* BEGIN Data for the task *

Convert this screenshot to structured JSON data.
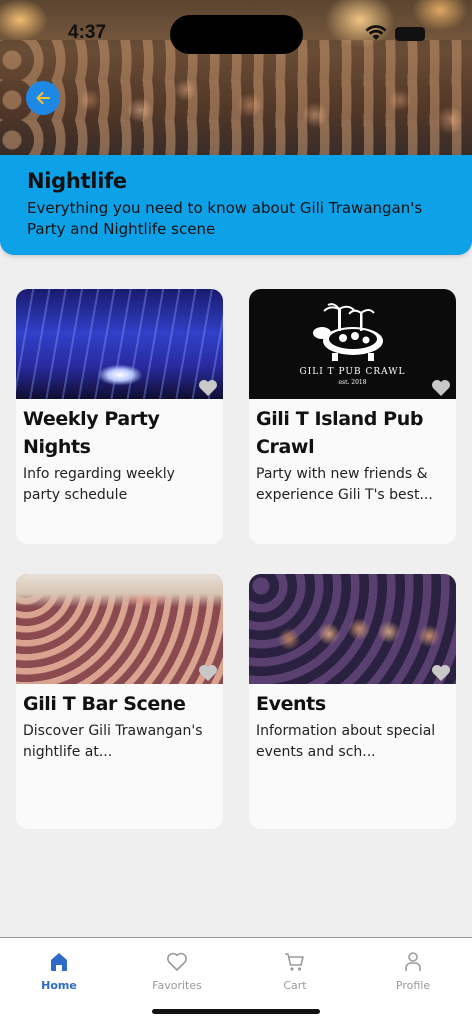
{
  "status_bar": {
    "time": "4:37"
  },
  "header": {
    "title": "Nightlife",
    "subtitle": "Everything you need to know about Gili Trawangan's Party and Nightlife scene"
  },
  "cards": [
    {
      "title": "Weekly Party Nights",
      "description": "Info regarding weekly party schedule",
      "image_icon": "party-hall-image"
    },
    {
      "title": "Gili T Island Pub Crawl",
      "description": "Party with new friends & experience Gili T's best...",
      "image_icon": "pub-crawl-logo-image",
      "logo_text": "GILI T PUB CRAWL",
      "logo_est": "est. 2018"
    },
    {
      "title": "Gili T Bar Scene",
      "description": "Discover Gili Trawangan's nightlife at...",
      "image_icon": "bar-crowd-image"
    },
    {
      "title": "Events",
      "description": "Information about special events and sch...",
      "image_icon": "events-crowd-image"
    }
  ],
  "nav": {
    "items": [
      {
        "label": "Home",
        "icon": "home-icon",
        "active": true
      },
      {
        "label": "Favorites",
        "icon": "heart-icon",
        "active": false
      },
      {
        "label": "Cart",
        "icon": "cart-icon",
        "active": false
      },
      {
        "label": "Profile",
        "icon": "person-icon",
        "active": false
      }
    ]
  },
  "colors": {
    "header_bg": "#0da2e7",
    "back_button": "#1e88e5",
    "nav_active": "#2e6ac8",
    "nav_inactive": "#9b9b9b",
    "page_bg": "#efefef"
  }
}
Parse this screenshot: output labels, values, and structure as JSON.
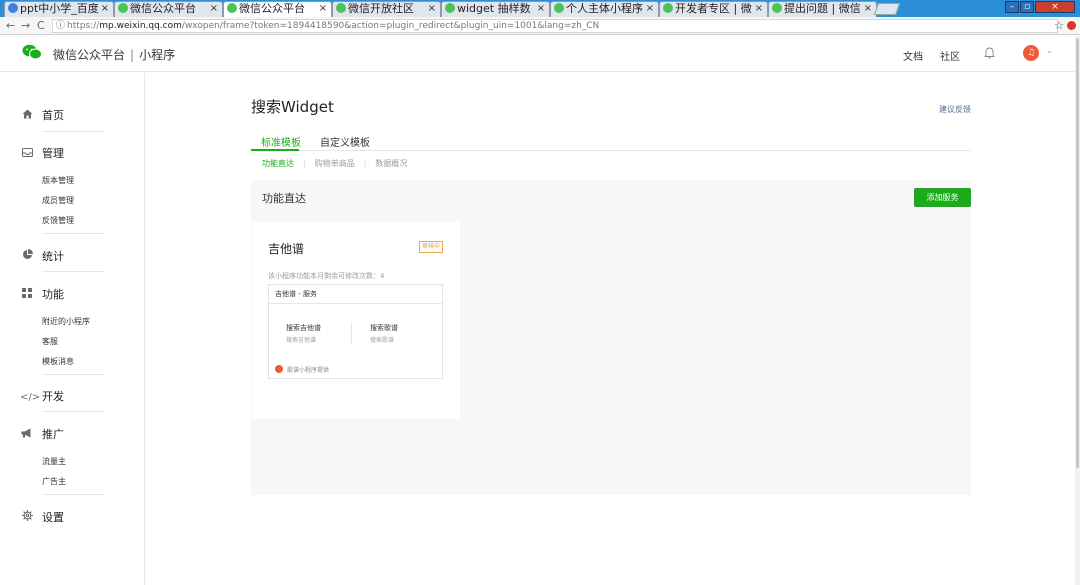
{
  "browser": {
    "tabs": [
      {
        "label": "ppt中小学_百度",
        "icon": "baidu"
      },
      {
        "label": "微信公众平台",
        "icon": "wechat"
      },
      {
        "label": "微信公众平台",
        "icon": "wechat",
        "active": true
      },
      {
        "label": "微信开放社区",
        "icon": "wechat"
      },
      {
        "label": "widget 抽样数",
        "icon": "wechat"
      },
      {
        "label": "个人主体小程序",
        "icon": "wechat"
      },
      {
        "label": "开发者专区 | 微",
        "icon": "wechat"
      },
      {
        "label": "提出问题 | 微信",
        "icon": "wechat"
      }
    ],
    "tab_close": "×",
    "url_scheme": "https://",
    "url_host": "mp.weixin.qq.com",
    "url_path": "/wxopen/frame?token=1894418590&action=plugin_redirect&plugin_uin=1001&lang=zh_CN",
    "back": "←",
    "forward": "→",
    "reload": "C",
    "star": "☆",
    "win_min": "–",
    "win_max": "▫",
    "win_close": "×"
  },
  "header": {
    "brand": "微信公众平台",
    "separator": "|",
    "section": "小程序",
    "docs": "文档",
    "community": "社区",
    "avatar_glyph": "♫",
    "caret": "⌄"
  },
  "sidebar": {
    "home": "首页",
    "manage": "管理",
    "manage_items": [
      "版本管理",
      "成员管理",
      "反馈管理"
    ],
    "stats": "统计",
    "features": "功能",
    "feature_items": [
      "附近的小程序",
      "客服",
      "模板消息"
    ],
    "dev": "开发",
    "promote": "推广",
    "promote_items": [
      "流量主",
      "广告主"
    ],
    "settings": "设置"
  },
  "main": {
    "title": "搜索Widget",
    "feedback": "建议反馈",
    "tabs": [
      "标准模板",
      "自定义模板"
    ],
    "subtabs": [
      "功能直达",
      "购物单商品",
      "数据概况"
    ],
    "section_title": "功能直达",
    "add_button": "添加服务",
    "card": {
      "title": "吉他谱",
      "status": "审核中",
      "remaining": "该小程序功能本月剩余可修改次数：4",
      "service_header": "吉他谱 - 服务",
      "services": [
        {
          "name": "搜索吉他谱",
          "desc": "搜索吉他谱"
        },
        {
          "name": "搜索歌谱",
          "desc": "搜索歌谱"
        }
      ],
      "provider": "歌谱小程序提供"
    }
  },
  "colors": {
    "accent": "#1aad19",
    "link": "#576b95",
    "badge": "#f0a646"
  }
}
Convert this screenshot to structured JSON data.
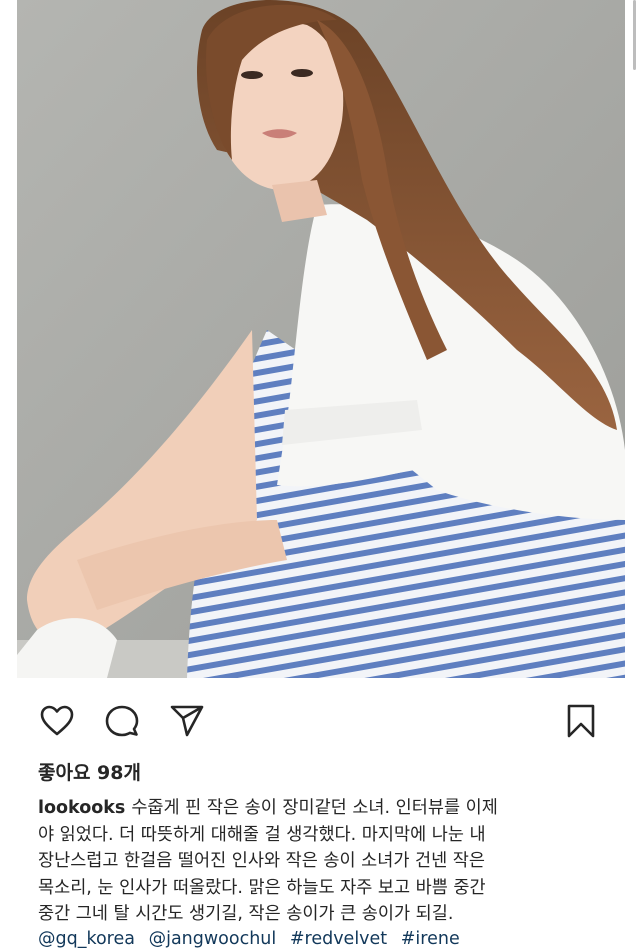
{
  "post": {
    "image_description_icon": "portrait-photo",
    "actions": {
      "like_icon": "heart-icon",
      "comment_icon": "comment-icon",
      "share_icon": "paper-plane-icon",
      "save_icon": "bookmark-icon"
    },
    "likes_text": "좋아요 98개",
    "caption": {
      "username": "lookooks",
      "lines": [
        "수줍게 핀 작은 송이 장미같던 소녀. 인터뷰를 이제",
        "야 읽었다. 더 따뜻하게 대해줄 걸 생각했다. 마지막에 나눈 내",
        "장난스럽고 한걸음 떨어진 인사와 작은 송이 소녀가 건넨 작은",
        "목소리, 눈 인사가 떠올랐다. 맑은 하늘도 자주 보고 바쁨 중간",
        "중간 그네 탈 시간도 생기길, 작은 송이가 큰 송이가 되길."
      ]
    },
    "tags": [
      "@gq_korea",
      "@jangwoochul",
      "#redvelvet",
      "#irene"
    ]
  },
  "colors": {
    "text": "#262626",
    "tag": "#12385a",
    "background": "#ffffff"
  }
}
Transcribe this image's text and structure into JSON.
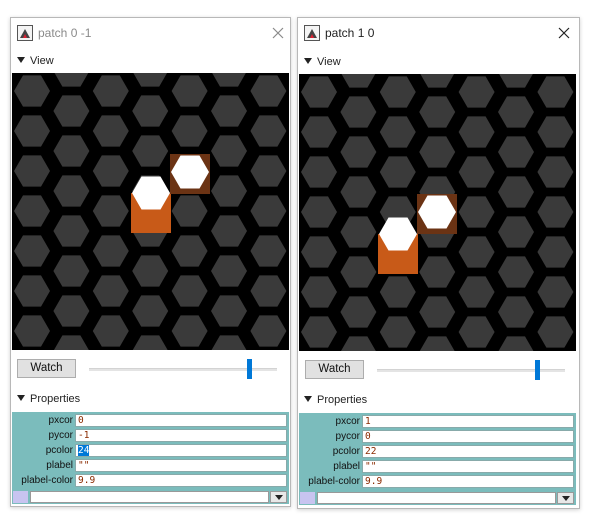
{
  "windows": [
    {
      "title": "patch 0 -1",
      "active": false,
      "view_label": "View",
      "watch_label": "Watch",
      "slider": 0.85,
      "properties_label": "Properties",
      "properties": [
        {
          "name": "pxcor",
          "value": "0"
        },
        {
          "name": "pycor",
          "value": "-1"
        },
        {
          "name": "pcolor",
          "value": "24",
          "selected": true
        },
        {
          "name": "plabel",
          "value": "\"\""
        },
        {
          "name": "plabel-color",
          "value": "9.9"
        }
      ]
    },
    {
      "title": "patch 1 0",
      "active": true,
      "view_label": "View",
      "watch_label": "Watch",
      "slider": 0.85,
      "properties_label": "Properties",
      "properties": [
        {
          "name": "pxcor",
          "value": "1"
        },
        {
          "name": "pycor",
          "value": "0"
        },
        {
          "name": "pcolor",
          "value": "22"
        },
        {
          "name": "plabel",
          "value": "\"\""
        },
        {
          "name": "plabel-color",
          "value": "9.9"
        }
      ]
    }
  ],
  "colors": {
    "view_background": "#000000",
    "hex_cell": "#3a3a3a",
    "highlight_hex": "#ffffff",
    "orange_patch": "#c85a18",
    "brown_patch": "#6b3314",
    "properties_bg": "#7bbcbc",
    "slider_thumb": "#0078d7"
  },
  "icons": [
    "netlogo-app-icon",
    "close-icon",
    "triangle-down-icon",
    "dropdown-icon"
  ]
}
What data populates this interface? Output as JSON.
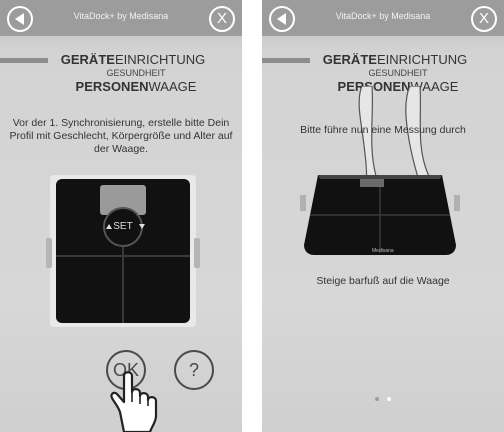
{
  "left": {
    "app_title": "VitaDock+ by Medisana",
    "heading_bold": "GERÄTE",
    "heading_rest": "EINRICHTUNG",
    "subheading": "GESUNDHEIT",
    "device_bold": "PERSONEN",
    "device_rest": "WAAGE",
    "instruction": "Vor der 1. Synchronisierung, erstelle bitte Dein Profil mit Geschlecht, Körpergröße und Alter auf der Waage.",
    "scale_set_label": "SET",
    "ok_label": "OK",
    "help_label": "?"
  },
  "right": {
    "app_title": "VitaDock+ by Medisana",
    "heading_bold": "GERÄTE",
    "heading_rest": "EINRICHTUNG",
    "subheading": "GESUNDHEIT",
    "device_bold": "PERSONEN",
    "device_rest": "WAAGE",
    "measure_text": "Bitte führe nun eine Messung durch",
    "step_text": "Steige barfuß auf die Waage",
    "scale_brand": "Medisana",
    "page_count": 2,
    "active_page": 2
  },
  "icons": {
    "back": "back-arrow-icon",
    "close": "close-x-icon",
    "hand": "tap-hand-icon",
    "feet": "feet-icon"
  }
}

* END Data for the task *

■ **Work to be completed**
Above are records to transcribe exactly; leave their pictures out.

■ **Answer for this exercise**
Convert this screenshot to structured JSON data.
{
  "status_bar": {
    "time": "4:37"
  },
  "header": {
    "title": "Nightlife",
    "subtitle": "Everything you need to know about Gili Trawangan's Party and Nightlife scene"
  },
  "cards": [
    {
      "title": "Weekly Party Nights",
      "description": "Info regarding weekly party schedule",
      "image_icon": "party-hall-image"
    },
    {
      "title": "Gili T Island Pub Crawl",
      "description": "Party with new friends & experience Gili T's best...",
      "image_icon": "pub-crawl-logo-image",
      "logo_text": "GILI T PUB CRAWL",
      "logo_est": "est. 2018"
    },
    {
      "title": "Gili T Bar Scene",
      "description": "Discover Gili Trawangan's nightlife at...",
      "image_icon": "bar-crowd-image"
    },
    {
      "title": "Events",
      "description": "Information about special events and sch...",
      "image_icon": "events-crowd-image"
    }
  ],
  "nav": {
    "items": [
      {
        "label": "Home",
        "icon": "home-icon",
        "active": true
      },
      {
        "label": "Favorites",
        "icon": "heart-icon",
        "active": false
      },
      {
        "label": "Cart",
        "icon": "cart-icon",
        "active": false
      },
      {
        "label": "Profile",
        "icon": "person-icon",
        "active": false
      }
    ]
  },
  "colors": {
    "header_bg": "#0da2e7",
    "back_button": "#1e88e5",
    "nav_active": "#2e6ac8",
    "nav_inactive": "#9b9b9b",
    "page_bg": "#efefef"
  }
}
Parse this screenshot: output labels, values, and structure as JSON.
{
  "browser": {
    "tabs": [
      {
        "label": "ppt中小学_百度",
        "icon": "baidu"
      },
      {
        "label": "微信公众平台",
        "icon": "wechat"
      },
      {
        "label": "微信公众平台",
        "icon": "wechat",
        "active": true
      },
      {
        "label": "微信开放社区",
        "icon": "wechat"
      },
      {
        "label": "widget 抽样数",
        "icon": "wechat"
      },
      {
        "label": "个人主体小程序",
        "icon": "wechat"
      },
      {
        "label": "开发者专区 | 微",
        "icon": "wechat"
      },
      {
        "label": "提出问题 | 微信",
        "icon": "wechat"
      }
    ],
    "tab_close": "×",
    "url_scheme": "https://",
    "url_host": "mp.weixin.qq.com",
    "url_path": "/wxopen/frame?token=1894418590&action=plugin_redirect&plugin_uin=1001&lang=zh_CN",
    "back": "←",
    "forward": "→",
    "reload": "C",
    "star": "☆",
    "win_min": "–",
    "win_max": "▫",
    "win_close": "×"
  },
  "header": {
    "brand": "微信公众平台",
    "separator": "|",
    "section": "小程序",
    "docs": "文档",
    "community": "社区",
    "avatar_glyph": "♫",
    "caret": "⌄"
  },
  "sidebar": {
    "home": "首页",
    "manage": "管理",
    "manage_items": [
      "版本管理",
      "成员管理",
      "反馈管理"
    ],
    "stats": "统计",
    "features": "功能",
    "feature_items": [
      "附近的小程序",
      "客服",
      "模板消息"
    ],
    "dev": "开发",
    "promote": "推广",
    "promote_items": [
      "流量主",
      "广告主"
    ],
    "settings": "设置"
  },
  "main": {
    "title": "搜索Widget",
    "feedback": "建议反馈",
    "tabs": [
      "标准模板",
      "自定义模板"
    ],
    "subtabs": [
      "功能直达",
      "购物单商品",
      "数据概况"
    ],
    "section_title": "功能直达",
    "add_button": "添加服务",
    "card": {
      "title": "吉他谱",
      "status": "审核中",
      "remaining": "该小程序功能本月剩余可修改次数：4",
      "service_header": "吉他谱 - 服务",
      "services": [
        {
          "name": "搜索吉他谱",
          "desc": "搜索吉他谱"
        },
        {
          "name": "搜索歌谱",
          "desc": "搜索歌谱"
        }
      ],
      "provider": "歌谱小程序提供"
    }
  },
  "colors": {
    "accent": "#1aad19",
    "link": "#576b95",
    "badge": "#f0a646"
  }
}
Convert this screenshot to structured JSON data.
{
  "post": {
    "image_description_icon": "portrait-photo",
    "actions": {
      "like_icon": "heart-icon",
      "comment_icon": "comment-icon",
      "share_icon": "paper-plane-icon",
      "save_icon": "bookmark-icon"
    },
    "likes_text": "좋아요 98개",
    "caption": {
      "username": "lookooks",
      "lines": [
        "수줍게 핀 작은 송이 장미같던 소녀. 인터뷰를 이제",
        "야 읽었다. 더 따뜻하게 대해줄 걸 생각했다. 마지막에 나눈 내",
        "장난스럽고 한걸음 떨어진 인사와 작은 송이 소녀가 건넨 작은",
        "목소리, 눈 인사가 떠올랐다. 맑은 하늘도 자주 보고 바쁨 중간",
        "중간 그네 탈 시간도 생기길, 작은 송이가 큰 송이가 되길."
      ]
    },
    "tags": [
      "@gq_korea",
      "@jangwoochul",
      "#redvelvet",
      "#irene"
    ]
  },
  "colors": {
    "text": "#262626",
    "tag": "#12385a",
    "background": "#ffffff"
  }
}
Transcribe this image's text and structure into JSON.
{
  "windows": [
    {
      "title": "patch 0 -1",
      "active": false,
      "view_label": "View",
      "watch_label": "Watch",
      "slider": 0.85,
      "properties_label": "Properties",
      "properties": [
        {
          "name": "pxcor",
          "value": "0"
        },
        {
          "name": "pycor",
          "value": "-1"
        },
        {
          "name": "pcolor",
          "value": "24",
          "selected": true
        },
        {
          "name": "plabel",
          "value": "\"\""
        },
        {
          "name": "plabel-color",
          "value": "9.9"
        }
      ]
    },
    {
      "title": "patch 1 0",
      "active": true,
      "view_label": "View",
      "watch_label": "Watch",
      "slider": 0.85,
      "properties_label": "Properties",
      "properties": [
        {
          "name": "pxcor",
          "value": "1"
        },
        {
          "name": "pycor",
          "value": "0"
        },
        {
          "name": "pcolor",
          "value": "22"
        },
        {
          "name": "plabel",
          "value": "\"\""
        },
        {
          "name": "plabel-color",
          "value": "9.9"
        }
      ]
    }
  ],
  "colors": {
    "view_background": "#000000",
    "hex_cell": "#3a3a3a",
    "highlight_hex": "#ffffff",
    "orange_patch": "#c85a18",
    "brown_patch": "#6b3314",
    "properties_bg": "#7bbcbc",
    "slider_thumb": "#0078d7"
  },
  "icons": [
    "netlogo-app-icon",
    "close-icon",
    "triangle-down-icon",
    "dropdown-icon"
  ]
}
What data populates this interface? Output as JSON.
{
  "left": {
    "app_title": "VitaDock+ by Medisana",
    "heading_bold": "GERÄTE",
    "heading_rest": "EINRICHTUNG",
    "subheading": "GESUNDHEIT",
    "device_bold": "PERSONEN",
    "device_rest": "WAAGE",
    "instruction": "Vor der 1. Synchronisierung, erstelle bitte Dein Profil mit Geschlecht, Körpergröße und Alter auf der Waage.",
    "scale_set_label": "SET",
    "ok_label": "OK",
    "help_label": "?"
  },
  "right": {
    "app_title": "VitaDock+ by Medisana",
    "heading_bold": "GERÄTE",
    "heading_rest": "EINRICHTUNG",
    "subheading": "GESUNDHEIT",
    "device_bold": "PERSONEN",
    "device_rest": "WAAGE",
    "measure_text": "Bitte führe nun eine Messung durch",
    "step_text": "Steige barfuß auf die Waage",
    "scale_brand": "Medisana",
    "page_count": 2,
    "active_page": 2
  },
  "icons": {
    "back": "back-arrow-icon",
    "close": "close-x-icon",
    "hand": "tap-hand-icon",
    "feet": "feet-icon"
  }
}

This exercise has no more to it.